EXERCISE OBJECTIVE: Read the lines that follow and pick out every one containing the word "kecil".

start EXTRACTED RECORDS

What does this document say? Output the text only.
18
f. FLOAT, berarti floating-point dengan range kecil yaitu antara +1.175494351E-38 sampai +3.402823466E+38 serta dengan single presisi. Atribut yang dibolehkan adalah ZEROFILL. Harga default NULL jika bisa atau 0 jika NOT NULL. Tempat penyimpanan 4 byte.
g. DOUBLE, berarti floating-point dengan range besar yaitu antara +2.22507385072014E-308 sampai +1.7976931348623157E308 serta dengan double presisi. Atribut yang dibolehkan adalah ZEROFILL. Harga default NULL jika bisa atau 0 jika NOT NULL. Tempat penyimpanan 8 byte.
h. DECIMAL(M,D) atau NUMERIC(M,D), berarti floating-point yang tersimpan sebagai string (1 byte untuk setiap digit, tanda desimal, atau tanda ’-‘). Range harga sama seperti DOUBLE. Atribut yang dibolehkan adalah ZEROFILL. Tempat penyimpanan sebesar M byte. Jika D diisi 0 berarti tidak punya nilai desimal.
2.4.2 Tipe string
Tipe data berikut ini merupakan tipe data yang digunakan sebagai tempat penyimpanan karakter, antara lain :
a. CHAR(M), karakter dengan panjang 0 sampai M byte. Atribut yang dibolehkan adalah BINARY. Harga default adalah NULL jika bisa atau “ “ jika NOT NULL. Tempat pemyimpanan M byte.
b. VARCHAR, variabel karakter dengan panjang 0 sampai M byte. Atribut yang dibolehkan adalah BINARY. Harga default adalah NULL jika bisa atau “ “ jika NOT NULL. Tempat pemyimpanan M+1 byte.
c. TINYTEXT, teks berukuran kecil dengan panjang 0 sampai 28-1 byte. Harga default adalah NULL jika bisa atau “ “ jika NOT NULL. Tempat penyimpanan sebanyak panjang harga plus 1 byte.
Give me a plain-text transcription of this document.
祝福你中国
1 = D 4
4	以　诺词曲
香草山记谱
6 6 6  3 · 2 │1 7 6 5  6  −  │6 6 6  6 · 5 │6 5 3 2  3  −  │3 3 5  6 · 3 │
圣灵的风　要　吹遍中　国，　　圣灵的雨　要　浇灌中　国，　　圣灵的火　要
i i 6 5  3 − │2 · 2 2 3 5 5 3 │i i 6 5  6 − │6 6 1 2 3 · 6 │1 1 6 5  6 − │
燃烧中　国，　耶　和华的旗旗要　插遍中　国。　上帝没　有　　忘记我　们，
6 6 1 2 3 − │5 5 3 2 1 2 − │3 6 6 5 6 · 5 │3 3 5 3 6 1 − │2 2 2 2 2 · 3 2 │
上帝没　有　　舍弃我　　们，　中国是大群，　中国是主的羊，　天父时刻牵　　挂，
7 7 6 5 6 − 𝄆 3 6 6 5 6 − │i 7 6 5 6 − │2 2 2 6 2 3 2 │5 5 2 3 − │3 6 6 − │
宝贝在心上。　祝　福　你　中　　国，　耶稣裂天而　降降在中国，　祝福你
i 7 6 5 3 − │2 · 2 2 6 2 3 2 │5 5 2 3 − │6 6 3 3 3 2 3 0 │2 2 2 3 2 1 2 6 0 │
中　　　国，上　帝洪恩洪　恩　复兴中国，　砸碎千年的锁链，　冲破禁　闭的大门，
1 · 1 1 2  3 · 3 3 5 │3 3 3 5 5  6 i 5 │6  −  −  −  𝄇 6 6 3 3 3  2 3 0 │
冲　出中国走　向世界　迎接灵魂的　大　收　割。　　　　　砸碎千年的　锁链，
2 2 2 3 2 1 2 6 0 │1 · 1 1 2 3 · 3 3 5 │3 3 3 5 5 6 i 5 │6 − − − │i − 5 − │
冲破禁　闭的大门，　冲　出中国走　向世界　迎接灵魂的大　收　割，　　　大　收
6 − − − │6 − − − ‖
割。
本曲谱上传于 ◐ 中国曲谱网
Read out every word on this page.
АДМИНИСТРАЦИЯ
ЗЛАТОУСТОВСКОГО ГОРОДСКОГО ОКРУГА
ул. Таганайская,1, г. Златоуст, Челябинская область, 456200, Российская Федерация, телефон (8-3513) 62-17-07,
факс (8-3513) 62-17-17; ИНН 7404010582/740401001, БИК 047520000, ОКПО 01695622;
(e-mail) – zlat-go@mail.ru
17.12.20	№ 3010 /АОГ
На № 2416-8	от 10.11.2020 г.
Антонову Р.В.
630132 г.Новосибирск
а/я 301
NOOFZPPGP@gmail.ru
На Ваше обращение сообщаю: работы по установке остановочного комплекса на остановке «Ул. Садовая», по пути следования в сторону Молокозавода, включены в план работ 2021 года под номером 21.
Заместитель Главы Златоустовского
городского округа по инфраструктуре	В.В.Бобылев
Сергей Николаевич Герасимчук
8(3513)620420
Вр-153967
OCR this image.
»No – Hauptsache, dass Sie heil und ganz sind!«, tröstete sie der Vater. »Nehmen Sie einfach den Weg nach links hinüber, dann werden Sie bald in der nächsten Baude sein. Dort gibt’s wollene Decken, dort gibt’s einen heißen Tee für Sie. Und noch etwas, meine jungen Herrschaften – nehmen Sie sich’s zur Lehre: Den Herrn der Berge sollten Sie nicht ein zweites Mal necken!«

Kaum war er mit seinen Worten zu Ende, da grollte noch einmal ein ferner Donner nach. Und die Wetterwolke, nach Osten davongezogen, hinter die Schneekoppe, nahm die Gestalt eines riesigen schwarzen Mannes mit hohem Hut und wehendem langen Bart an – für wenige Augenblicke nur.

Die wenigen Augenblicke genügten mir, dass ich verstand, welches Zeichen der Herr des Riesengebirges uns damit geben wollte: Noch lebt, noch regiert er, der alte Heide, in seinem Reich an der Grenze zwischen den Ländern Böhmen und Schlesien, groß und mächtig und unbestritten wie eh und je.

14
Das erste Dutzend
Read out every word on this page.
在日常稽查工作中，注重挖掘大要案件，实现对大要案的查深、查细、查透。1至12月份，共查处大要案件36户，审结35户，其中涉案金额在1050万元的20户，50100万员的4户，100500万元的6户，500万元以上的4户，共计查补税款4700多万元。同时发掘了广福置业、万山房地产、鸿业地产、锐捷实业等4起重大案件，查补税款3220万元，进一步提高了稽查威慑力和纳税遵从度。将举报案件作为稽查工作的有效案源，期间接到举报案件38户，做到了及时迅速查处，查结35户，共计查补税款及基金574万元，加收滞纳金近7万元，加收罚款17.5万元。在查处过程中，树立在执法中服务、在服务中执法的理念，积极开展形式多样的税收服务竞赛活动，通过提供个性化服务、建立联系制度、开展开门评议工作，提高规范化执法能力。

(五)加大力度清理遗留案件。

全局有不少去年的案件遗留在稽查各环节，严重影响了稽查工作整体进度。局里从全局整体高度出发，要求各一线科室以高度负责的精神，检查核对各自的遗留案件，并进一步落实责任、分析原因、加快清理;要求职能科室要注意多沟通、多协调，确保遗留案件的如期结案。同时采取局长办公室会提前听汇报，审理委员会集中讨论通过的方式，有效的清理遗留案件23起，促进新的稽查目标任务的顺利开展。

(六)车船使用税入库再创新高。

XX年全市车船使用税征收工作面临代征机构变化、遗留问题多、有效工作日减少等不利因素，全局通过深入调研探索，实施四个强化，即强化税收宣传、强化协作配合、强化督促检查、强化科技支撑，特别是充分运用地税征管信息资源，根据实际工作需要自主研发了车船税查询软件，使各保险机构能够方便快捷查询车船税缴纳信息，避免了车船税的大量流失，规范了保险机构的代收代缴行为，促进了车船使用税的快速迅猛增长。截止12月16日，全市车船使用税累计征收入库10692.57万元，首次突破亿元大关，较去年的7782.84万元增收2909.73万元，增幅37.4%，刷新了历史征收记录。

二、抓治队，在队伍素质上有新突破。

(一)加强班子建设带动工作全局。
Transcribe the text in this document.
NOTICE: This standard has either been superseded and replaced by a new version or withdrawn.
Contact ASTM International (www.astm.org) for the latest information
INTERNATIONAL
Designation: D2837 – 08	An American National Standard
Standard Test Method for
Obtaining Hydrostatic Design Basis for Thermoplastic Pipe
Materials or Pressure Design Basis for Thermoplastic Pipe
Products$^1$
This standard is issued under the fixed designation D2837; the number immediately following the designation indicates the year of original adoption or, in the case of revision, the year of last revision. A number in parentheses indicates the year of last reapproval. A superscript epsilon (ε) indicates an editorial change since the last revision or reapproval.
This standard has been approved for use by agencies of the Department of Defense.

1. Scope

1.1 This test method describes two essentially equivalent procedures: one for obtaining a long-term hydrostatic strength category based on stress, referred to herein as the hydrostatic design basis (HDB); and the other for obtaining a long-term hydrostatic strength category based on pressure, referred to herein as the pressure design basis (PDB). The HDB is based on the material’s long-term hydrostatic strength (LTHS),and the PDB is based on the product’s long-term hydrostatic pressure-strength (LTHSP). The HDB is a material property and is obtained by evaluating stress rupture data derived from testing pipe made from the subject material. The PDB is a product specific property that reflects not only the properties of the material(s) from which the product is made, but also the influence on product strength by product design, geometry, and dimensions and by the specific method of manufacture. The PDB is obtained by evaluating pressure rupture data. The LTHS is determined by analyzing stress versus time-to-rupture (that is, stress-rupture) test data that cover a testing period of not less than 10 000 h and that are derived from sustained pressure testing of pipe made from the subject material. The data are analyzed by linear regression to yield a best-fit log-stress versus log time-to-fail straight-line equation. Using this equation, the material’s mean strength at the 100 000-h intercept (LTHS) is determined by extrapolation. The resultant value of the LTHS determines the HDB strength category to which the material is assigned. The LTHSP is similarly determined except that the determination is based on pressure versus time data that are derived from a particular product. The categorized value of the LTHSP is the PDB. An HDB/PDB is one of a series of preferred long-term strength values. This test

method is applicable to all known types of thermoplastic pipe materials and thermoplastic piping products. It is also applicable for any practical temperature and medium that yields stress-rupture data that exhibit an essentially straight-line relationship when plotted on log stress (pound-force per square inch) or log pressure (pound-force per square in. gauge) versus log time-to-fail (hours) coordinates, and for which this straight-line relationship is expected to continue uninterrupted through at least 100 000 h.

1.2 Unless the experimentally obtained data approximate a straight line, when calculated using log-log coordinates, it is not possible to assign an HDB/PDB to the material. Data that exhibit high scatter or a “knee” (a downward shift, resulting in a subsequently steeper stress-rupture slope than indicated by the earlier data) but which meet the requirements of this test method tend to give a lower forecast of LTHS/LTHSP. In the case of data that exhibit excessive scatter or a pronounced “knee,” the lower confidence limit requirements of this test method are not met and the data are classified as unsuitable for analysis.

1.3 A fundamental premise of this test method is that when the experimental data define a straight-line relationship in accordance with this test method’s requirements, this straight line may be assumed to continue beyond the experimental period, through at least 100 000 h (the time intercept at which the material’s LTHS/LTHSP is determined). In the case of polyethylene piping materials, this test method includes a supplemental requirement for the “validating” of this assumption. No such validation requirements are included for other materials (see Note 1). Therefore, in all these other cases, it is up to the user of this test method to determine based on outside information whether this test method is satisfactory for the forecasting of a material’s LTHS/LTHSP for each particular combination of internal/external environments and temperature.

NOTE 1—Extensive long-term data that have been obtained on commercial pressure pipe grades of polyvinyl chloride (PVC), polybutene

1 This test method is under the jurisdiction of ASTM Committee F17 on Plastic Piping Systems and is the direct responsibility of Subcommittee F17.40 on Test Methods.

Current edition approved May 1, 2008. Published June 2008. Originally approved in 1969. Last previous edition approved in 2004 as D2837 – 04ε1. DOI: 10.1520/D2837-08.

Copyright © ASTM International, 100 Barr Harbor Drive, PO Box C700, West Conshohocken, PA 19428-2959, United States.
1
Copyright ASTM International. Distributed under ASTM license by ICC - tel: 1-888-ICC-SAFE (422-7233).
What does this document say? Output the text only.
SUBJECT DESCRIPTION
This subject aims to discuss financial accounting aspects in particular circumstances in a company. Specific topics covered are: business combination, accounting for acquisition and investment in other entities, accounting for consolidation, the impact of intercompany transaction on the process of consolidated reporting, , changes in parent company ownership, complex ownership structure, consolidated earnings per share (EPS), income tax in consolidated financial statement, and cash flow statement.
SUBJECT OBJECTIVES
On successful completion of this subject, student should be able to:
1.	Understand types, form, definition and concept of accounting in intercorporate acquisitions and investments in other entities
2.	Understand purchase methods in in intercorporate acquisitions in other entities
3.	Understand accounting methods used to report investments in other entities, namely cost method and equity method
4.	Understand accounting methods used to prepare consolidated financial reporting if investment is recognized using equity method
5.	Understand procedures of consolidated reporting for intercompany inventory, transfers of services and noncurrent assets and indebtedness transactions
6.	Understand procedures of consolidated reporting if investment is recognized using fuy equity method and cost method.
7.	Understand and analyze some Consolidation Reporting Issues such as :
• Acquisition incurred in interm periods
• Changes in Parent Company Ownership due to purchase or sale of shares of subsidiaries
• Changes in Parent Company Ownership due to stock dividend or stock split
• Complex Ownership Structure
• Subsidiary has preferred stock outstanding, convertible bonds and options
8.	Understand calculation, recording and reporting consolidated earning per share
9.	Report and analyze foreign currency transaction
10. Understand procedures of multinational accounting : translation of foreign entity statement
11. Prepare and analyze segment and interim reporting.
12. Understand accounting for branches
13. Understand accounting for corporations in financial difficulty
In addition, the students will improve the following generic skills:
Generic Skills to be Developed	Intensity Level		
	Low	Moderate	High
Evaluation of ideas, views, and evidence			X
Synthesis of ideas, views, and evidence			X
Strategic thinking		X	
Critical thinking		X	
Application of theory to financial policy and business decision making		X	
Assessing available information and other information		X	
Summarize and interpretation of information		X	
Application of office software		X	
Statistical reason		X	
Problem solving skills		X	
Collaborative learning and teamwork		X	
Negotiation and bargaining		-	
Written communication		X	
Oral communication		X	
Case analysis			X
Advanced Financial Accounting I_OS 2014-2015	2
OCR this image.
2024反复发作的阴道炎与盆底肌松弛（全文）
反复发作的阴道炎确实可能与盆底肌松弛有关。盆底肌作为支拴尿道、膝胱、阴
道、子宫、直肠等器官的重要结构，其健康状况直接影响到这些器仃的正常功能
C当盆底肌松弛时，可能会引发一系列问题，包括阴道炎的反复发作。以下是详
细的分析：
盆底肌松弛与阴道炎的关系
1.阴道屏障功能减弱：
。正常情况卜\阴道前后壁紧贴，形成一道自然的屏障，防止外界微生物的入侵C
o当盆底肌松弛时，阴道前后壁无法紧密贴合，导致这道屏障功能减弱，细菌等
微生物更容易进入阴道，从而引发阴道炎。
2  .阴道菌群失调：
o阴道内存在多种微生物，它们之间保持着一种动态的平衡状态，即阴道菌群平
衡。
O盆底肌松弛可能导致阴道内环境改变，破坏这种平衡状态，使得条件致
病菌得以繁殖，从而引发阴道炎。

end EXTRACTED RECORDS

EXERCISE RESULT:
f. FLOAT, berarti floating-point dengan range kecil yaitu antara +1.175494351E-38 sampai +3.402823466E+38 serta dengan single presisi. Atribut yang dibolehkan adalah ZEROFILL. Harga default NULL jika bisa atau 0 jika NOT NULL. Tempat penyimpanan 4 byte.
c. TINYTEXT, teks berukuran kecil dengan panjang 0 sampai 28-1 byte. Harga default adalah NULL jika bisa atau “ “ jika NOT NULL. Tempat penyimpanan sebanyak panjang harga plus 1 byte.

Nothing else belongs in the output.